• _Problem requirements_
Below are the records; reproduce all of them exactly but without any images.

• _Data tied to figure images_
▽

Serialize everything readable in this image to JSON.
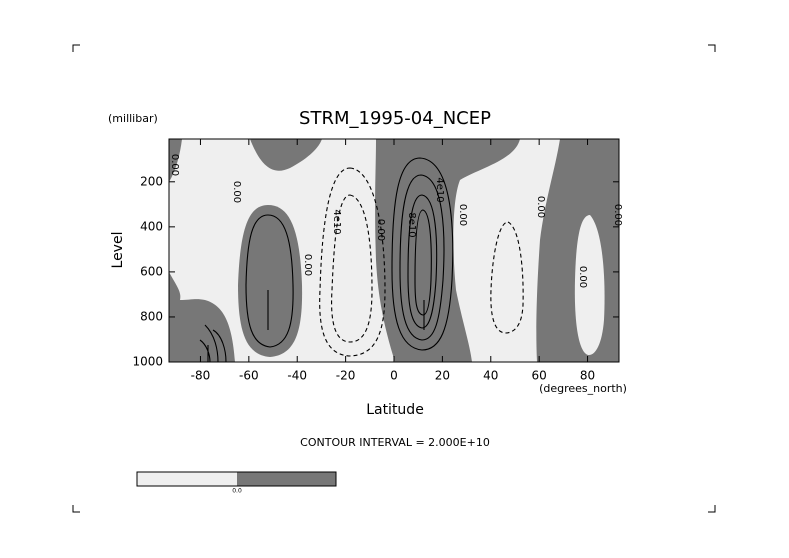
{
  "chart_data": {
    "type": "contour",
    "title": "STRM_1995-04_NCEP",
    "x_label": "Latitude",
    "x_units": "(degrees_north)",
    "y_label": "Level",
    "y_units": "(millibar)",
    "xlim": [
      -93,
      93
    ],
    "xticks": [
      -80,
      -60,
      -40,
      -20,
      0,
      20,
      40,
      60,
      80
    ],
    "ylim": [
      1000,
      10
    ],
    "yticks": [
      200,
      400,
      600,
      800,
      1000
    ],
    "contour_labels": [
      "0.00",
      "0.00",
      "0.00",
      "4e10",
      "0.00",
      "8e10",
      "4e10",
      "0.00",
      "0.00",
      "0.00",
      "0.00"
    ],
    "contour_interval": "CONTOUR INTERVAL = 2.000E+10",
    "colorbar": {
      "colors": [
        "#efefef",
        "#777777"
      ],
      "labels": [
        "0.0"
      ]
    }
  }
}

△

• _In response_
Serialize everything readable in this image to JSON.
{
  "chart_data": {
    "type": "contour",
    "title": "STRM_1995-04_NCEP",
    "x_label": "Latitude",
    "x_units": "(degrees_north)",
    "y_label": "Level",
    "y_units": "(millibar)",
    "xlim": [
      -93,
      93
    ],
    "xticks": [
      -80,
      -60,
      -40,
      -20,
      0,
      20,
      40,
      60,
      80
    ],
    "ylim": [
      1000,
      10
    ],
    "yticks": [
      200,
      400,
      600,
      800,
      1000
    ],
    "contour_labels": [
      "0.00",
      "0.00",
      "0.00",
      "4e10",
      "0.00",
      "8e10",
      "4e10",
      "0.00",
      "0.00",
      "0.00",
      "0.00"
    ],
    "contour_interval": "CONTOUR INTERVAL = 2.000E+10",
    "colorbar": {
      "colors": [
        "#efefef",
        "#777777"
      ],
      "labels": [
        "0.0"
      ]
    }
  }
}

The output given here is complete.